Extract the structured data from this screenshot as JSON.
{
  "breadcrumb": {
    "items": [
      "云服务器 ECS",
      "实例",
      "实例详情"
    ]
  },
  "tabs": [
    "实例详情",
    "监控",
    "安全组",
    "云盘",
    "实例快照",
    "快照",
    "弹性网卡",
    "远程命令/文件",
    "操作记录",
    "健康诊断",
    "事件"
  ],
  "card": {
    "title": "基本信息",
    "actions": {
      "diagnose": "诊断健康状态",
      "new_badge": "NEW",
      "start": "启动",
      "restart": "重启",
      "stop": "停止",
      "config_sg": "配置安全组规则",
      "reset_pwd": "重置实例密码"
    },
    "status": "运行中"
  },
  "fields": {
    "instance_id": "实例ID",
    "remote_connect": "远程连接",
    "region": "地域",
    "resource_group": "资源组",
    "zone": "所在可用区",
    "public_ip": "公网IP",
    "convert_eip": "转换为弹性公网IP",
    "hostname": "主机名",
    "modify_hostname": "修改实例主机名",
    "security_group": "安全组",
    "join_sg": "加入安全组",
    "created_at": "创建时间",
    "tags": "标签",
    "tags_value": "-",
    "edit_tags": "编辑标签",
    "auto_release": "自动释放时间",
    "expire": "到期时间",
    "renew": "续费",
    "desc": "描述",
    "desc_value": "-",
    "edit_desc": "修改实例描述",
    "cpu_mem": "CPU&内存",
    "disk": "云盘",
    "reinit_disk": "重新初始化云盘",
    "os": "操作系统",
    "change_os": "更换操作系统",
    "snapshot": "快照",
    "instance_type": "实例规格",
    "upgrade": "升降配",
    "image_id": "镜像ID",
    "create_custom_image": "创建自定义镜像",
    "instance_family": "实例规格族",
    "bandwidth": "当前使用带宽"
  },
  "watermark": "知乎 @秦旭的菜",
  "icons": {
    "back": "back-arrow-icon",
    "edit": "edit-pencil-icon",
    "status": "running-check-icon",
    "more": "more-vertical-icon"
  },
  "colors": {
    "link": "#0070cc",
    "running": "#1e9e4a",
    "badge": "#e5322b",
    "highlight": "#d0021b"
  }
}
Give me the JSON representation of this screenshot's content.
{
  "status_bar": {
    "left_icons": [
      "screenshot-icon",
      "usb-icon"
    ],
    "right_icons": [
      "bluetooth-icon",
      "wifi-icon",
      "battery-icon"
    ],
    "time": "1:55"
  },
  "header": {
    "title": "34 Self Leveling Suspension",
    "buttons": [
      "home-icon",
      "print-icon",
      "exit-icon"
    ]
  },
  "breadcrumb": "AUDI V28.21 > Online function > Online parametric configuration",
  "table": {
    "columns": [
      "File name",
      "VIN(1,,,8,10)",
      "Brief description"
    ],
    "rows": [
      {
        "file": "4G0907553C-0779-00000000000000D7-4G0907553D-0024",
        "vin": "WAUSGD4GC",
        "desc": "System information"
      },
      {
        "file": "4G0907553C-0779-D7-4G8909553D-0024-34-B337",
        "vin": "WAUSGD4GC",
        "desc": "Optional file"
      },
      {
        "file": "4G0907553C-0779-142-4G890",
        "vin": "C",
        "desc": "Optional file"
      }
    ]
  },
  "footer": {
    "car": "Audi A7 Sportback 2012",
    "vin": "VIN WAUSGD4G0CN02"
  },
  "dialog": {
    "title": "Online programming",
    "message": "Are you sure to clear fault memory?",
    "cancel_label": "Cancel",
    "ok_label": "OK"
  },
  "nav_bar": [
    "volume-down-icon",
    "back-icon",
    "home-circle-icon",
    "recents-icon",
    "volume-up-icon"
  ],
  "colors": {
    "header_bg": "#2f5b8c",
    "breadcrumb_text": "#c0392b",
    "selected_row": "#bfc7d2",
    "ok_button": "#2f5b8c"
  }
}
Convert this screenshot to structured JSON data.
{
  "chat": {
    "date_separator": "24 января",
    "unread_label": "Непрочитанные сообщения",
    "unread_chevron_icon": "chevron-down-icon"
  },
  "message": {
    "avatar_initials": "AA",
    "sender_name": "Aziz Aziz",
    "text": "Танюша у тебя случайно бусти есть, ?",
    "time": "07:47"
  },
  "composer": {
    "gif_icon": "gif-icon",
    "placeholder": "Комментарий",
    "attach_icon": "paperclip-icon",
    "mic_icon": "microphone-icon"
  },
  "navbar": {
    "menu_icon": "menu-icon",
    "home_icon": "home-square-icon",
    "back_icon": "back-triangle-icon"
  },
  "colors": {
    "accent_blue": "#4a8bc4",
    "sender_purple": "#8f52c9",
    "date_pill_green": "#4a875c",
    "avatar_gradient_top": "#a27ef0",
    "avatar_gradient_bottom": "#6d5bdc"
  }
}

——————————

**STATED TASK**:
Repeat the data in its entirety, character for character.

**TASK SOLUTION**:
Extract the structured data from this screenshot as JSON.
{
  "breadcrumb": {
    "items": [
      "云服务器 ECS",
      "实例",
      "实例详情"
    ]
  },
  "tabs": [
    "实例详情",
    "监控",
    "安全组",
    "云盘",
    "实例快照",
    "快照",
    "弹性网卡",
    "远程命令/文件",
    "操作记录",
    "健康诊断",
    "事件"
  ],
  "card": {
    "title": "基本信息",
    "actions": {
      "diagnose": "诊断健康状态",
      "new_badge": "NEW",
      "start": "启动",
      "restart": "重启",
      "stop": "停止",
      "config_sg": "配置安全组规则",
      "reset_pwd": "重置实例密码"
    },
    "status": "运行中"
  },
  "fields": {
    "instance_id": "实例ID",
    "remote_connect": "远程连接",
    "region": "地域",
    "resource_group": "资源组",
    "zone": "所在可用区",
    "public_ip": "公网IP",
    "convert_eip": "转换为弹性公网IP",
    "hostname": "主机名",
    "modify_hostname": "修改实例主机名",
    "security_group": "安全组",
    "join_sg": "加入安全组",
    "created_at": "创建时间",
    "tags": "标签",
    "tags_value": "-",
    "edit_tags": "编辑标签",
    "auto_release": "自动释放时间",
    "expire": "到期时间",
    "renew": "续费",
    "desc": "描述",
    "desc_value": "-",
    "edit_desc": "修改实例描述",
    "cpu_mem": "CPU&内存",
    "disk": "云盘",
    "reinit_disk": "重新初始化云盘",
    "os": "操作系统",
    "change_os": "更换操作系统",
    "snapshot": "快照",
    "instance_type": "实例规格",
    "upgrade": "升降配",
    "image_id": "镜像ID",
    "create_custom_image": "创建自定义镜像",
    "instance_family": "实例规格族",
    "bandwidth": "当前使用带宽"
  },
  "watermark": "知乎 @秦旭的菜",
  "icons": {
    "back": "back-arrow-icon",
    "edit": "edit-pencil-icon",
    "status": "running-check-icon",
    "more": "more-vertical-icon"
  },
  "colors": {
    "link": "#0070cc",
    "running": "#1e9e4a",
    "badge": "#e5322b",
    "highlight": "#d0021b"
  }
}
Give me the JSON representation of this screenshot's content.
{
  "status_bar": {
    "left_icons": [
      "screenshot-icon",
      "usb-icon"
    ],
    "right_icons": [
      "bluetooth-icon",
      "wifi-icon",
      "battery-icon"
    ],
    "time": "1:55"
  },
  "header": {
    "title": "34 Self Leveling Suspension",
    "buttons": [
      "home-icon",
      "print-icon",
      "exit-icon"
    ]
  },
  "breadcrumb": "AUDI V28.21 > Online function > Online parametric configuration",
  "table": {
    "columns": [
      "File name",
      "VIN(1,,,8,10)",
      "Brief description"
    ],
    "rows": [
      {
        "file": "4G0907553C-0779-00000000000000D7-4G0907553D-0024",
        "vin": "WAUSGD4GC",
        "desc": "System information"
      },
      {
        "file": "4G0907553C-0779-D7-4G8909553D-0024-34-B337",
        "vin": "WAUSGD4GC",
        "desc": "Optional file"
      },
      {
        "file": "4G0907553C-0779-142-4G890",
        "vin": "C",
        "desc": "Optional file"
      }
    ]
  },
  "footer": {
    "car": "Audi A7 Sportback 2012",
    "vin": "VIN WAUSGD4G0CN02"
  },
  "dialog": {
    "title": "Online programming",
    "message": "Are you sure to clear fault memory?",
    "cancel_label": "Cancel",
    "ok_label": "OK"
  },
  "nav_bar": [
    "volume-down-icon",
    "back-icon",
    "home-circle-icon",
    "recents-icon",
    "volume-up-icon"
  ],
  "colors": {
    "header_bg": "#2f5b8c",
    "breadcrumb_text": "#c0392b",
    "selected_row": "#bfc7d2",
    "ok_button": "#2f5b8c"
  }
}
Convert this screenshot to structured JSON data.
{
  "chat": {
    "date_separator": "24 января",
    "unread_label": "Непрочитанные сообщения",
    "unread_chevron_icon": "chevron-down-icon"
  },
  "message": {
    "avatar_initials": "AA",
    "sender_name": "Aziz Aziz",
    "text": "Танюша у тебя случайно бусти есть, ?",
    "time": "07:47"
  },
  "composer": {
    "gif_icon": "gif-icon",
    "placeholder": "Комментарий",
    "attach_icon": "paperclip-icon",
    "mic_icon": "microphone-icon"
  },
  "navbar": {
    "menu_icon": "menu-icon",
    "home_icon": "home-square-icon",
    "back_icon": "back-triangle-icon"
  },
  "colors": {
    "accent_blue": "#4a8bc4",
    "sender_purple": "#8f52c9",
    "date_pill_green": "#4a875c",
    "avatar_gradient_top": "#a27ef0",
    "avatar_gradient_bottom": "#6d5bdc"
  }
}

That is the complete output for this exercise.